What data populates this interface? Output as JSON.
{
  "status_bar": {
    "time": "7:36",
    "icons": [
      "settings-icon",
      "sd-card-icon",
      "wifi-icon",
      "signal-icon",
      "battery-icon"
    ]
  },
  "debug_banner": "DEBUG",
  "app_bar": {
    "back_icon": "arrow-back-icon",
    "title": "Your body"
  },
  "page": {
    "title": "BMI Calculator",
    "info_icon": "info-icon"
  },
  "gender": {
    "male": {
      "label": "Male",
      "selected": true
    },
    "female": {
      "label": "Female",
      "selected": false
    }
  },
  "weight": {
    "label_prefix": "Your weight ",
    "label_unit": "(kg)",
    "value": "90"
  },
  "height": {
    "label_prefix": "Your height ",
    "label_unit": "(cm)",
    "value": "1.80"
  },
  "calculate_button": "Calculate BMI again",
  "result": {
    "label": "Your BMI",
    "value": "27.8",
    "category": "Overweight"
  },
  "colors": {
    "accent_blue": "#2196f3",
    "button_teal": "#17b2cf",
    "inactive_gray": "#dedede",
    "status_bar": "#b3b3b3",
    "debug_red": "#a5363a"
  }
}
::::
> **Brief**:
Copy the material above, line for line.

> **Final answer**:
What data populates this interface? Output as JSON.
{
  "status_bar": {
    "time": "7:36",
    "icons": [
      "settings-icon",
      "sd-card-icon",
      "wifi-icon",
      "signal-icon",
      "battery-icon"
    ]
  },
  "debug_banner": "DEBUG",
  "app_bar": {
    "back_icon": "arrow-back-icon",
    "title": "Your body"
  },
  "page": {
    "title": "BMI Calculator",
    "info_icon": "info-icon"
  },
  "gender": {
    "male": {
      "label": "Male",
      "selected": true
    },
    "female": {
      "label": "Female",
      "selected": false
    }
  },
  "weight": {
    "label_prefix": "Your weight ",
    "label_unit": "(kg)",
    "value": "90"
  },
  "height": {
    "label_prefix": "Your height ",
    "label_unit": "(cm)",
    "value": "1.80"
  },
  "calculate_button": "Calculate BMI again",
  "result": {
    "label": "Your BMI",
    "value": "27.8",
    "category": "Overweight"
  },
  "colors": {
    "accent_blue": "#2196f3",
    "button_teal": "#17b2cf",
    "inactive_gray": "#dedede",
    "status_bar": "#b3b3b3",
    "debug_red": "#a5363a"
  }
}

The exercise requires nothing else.